Task requirements » In the material below, the lines containing the word "What" are required; copy each of them.
Start of Data extract
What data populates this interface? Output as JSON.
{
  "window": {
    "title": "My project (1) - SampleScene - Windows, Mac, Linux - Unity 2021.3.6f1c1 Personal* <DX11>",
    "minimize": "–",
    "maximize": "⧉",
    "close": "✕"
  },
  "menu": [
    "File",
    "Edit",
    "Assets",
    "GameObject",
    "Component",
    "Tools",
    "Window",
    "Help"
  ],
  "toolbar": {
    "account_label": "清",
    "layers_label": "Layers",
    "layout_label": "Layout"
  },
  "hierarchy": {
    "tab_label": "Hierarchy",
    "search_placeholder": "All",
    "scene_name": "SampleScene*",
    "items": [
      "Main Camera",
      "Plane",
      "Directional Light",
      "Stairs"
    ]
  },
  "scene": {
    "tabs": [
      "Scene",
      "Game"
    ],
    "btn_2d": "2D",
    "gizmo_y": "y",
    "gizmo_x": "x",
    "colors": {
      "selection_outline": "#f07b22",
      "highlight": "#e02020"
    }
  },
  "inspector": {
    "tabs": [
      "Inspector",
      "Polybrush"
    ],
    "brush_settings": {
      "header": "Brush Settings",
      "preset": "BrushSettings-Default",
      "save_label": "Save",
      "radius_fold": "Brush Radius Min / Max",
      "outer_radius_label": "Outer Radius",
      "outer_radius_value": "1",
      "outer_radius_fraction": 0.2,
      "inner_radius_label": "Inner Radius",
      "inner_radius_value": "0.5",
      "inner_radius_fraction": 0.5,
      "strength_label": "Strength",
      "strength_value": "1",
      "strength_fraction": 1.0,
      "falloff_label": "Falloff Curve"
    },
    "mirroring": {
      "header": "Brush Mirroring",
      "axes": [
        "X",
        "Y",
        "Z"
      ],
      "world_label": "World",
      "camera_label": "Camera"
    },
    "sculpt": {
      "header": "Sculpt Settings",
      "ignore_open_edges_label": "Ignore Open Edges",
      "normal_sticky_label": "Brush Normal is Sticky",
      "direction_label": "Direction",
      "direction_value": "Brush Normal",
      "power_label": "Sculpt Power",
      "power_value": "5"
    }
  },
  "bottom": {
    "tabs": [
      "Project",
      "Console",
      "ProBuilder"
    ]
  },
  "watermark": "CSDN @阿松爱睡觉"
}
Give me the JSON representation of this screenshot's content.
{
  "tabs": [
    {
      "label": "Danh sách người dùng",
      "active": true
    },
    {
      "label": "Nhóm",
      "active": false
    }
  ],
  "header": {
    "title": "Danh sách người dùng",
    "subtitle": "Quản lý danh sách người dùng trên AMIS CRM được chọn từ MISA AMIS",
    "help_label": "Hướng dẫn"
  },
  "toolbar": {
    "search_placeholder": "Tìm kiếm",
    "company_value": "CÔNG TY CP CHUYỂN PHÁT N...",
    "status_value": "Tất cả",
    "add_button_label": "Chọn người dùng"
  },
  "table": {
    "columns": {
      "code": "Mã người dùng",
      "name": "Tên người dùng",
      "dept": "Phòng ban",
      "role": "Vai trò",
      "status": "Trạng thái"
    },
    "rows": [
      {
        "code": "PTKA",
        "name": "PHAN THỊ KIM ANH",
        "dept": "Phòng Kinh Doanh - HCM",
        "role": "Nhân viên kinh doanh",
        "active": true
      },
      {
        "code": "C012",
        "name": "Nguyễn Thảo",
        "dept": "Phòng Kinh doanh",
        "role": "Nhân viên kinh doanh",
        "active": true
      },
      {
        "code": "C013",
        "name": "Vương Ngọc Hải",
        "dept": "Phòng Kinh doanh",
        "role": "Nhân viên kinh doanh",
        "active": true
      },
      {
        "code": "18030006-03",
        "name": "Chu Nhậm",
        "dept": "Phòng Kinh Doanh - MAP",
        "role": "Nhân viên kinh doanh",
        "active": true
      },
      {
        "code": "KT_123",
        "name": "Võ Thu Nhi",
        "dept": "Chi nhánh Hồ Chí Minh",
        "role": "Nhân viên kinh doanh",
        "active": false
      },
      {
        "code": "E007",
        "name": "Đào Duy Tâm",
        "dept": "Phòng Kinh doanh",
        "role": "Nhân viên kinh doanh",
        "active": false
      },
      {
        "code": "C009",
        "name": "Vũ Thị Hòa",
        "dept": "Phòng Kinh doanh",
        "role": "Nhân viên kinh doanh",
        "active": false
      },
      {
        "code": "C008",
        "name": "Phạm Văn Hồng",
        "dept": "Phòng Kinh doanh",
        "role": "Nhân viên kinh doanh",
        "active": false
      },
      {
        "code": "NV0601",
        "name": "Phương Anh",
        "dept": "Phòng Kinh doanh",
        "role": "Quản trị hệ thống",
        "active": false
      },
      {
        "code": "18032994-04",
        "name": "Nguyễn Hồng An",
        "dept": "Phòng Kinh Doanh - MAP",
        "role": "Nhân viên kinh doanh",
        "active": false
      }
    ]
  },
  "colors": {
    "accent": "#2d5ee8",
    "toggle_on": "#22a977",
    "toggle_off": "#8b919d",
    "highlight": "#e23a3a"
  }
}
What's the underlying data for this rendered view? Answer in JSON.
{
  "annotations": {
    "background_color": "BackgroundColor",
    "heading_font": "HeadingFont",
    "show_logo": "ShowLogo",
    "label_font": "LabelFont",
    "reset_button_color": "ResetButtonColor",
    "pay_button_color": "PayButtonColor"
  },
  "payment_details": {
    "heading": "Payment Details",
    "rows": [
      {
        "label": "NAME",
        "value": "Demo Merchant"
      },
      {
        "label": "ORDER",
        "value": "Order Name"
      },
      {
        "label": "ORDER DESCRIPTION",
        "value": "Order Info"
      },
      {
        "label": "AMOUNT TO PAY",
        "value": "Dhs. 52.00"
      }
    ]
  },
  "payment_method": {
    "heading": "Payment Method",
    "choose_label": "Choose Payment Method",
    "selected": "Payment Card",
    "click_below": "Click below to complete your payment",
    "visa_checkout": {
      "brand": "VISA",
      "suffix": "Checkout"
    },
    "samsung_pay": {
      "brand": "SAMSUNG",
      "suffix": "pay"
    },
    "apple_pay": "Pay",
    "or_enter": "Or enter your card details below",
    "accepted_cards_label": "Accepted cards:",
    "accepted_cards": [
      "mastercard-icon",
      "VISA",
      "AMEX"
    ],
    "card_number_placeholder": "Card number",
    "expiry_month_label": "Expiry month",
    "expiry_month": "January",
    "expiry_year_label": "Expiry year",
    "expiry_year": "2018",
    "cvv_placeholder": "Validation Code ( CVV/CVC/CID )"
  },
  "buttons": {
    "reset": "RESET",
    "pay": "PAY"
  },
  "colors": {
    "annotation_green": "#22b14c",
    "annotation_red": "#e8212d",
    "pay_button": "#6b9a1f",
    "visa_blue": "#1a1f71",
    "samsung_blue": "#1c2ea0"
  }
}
End of Data extract
Result below »
What data populates this interface? Output as JSON.
What's the underlying data for this rendered view? Answer in JSON.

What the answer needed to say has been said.